Dataset listings of figures
====

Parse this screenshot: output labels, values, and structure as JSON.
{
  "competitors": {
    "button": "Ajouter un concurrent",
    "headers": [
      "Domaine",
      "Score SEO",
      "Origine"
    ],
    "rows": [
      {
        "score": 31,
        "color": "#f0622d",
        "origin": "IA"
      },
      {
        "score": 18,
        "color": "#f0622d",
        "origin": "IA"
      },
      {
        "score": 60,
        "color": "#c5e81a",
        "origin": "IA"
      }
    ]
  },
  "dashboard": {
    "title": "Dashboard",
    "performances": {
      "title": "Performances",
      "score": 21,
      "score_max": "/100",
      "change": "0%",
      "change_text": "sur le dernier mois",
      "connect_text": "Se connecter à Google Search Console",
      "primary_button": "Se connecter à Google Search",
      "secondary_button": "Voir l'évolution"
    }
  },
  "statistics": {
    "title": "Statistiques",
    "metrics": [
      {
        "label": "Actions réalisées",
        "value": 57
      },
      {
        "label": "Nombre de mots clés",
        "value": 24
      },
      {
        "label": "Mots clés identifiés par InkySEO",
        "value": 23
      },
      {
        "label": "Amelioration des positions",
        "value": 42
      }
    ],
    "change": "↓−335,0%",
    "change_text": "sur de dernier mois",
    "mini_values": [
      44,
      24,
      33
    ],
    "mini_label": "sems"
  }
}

====

— Given problem —
Identify each line holding the string "connecter", and copy it out.

— Expected output —
      "connect_text": "Se connecter à Google Search Console",
      "primary_button": "Se connecter à Google Search",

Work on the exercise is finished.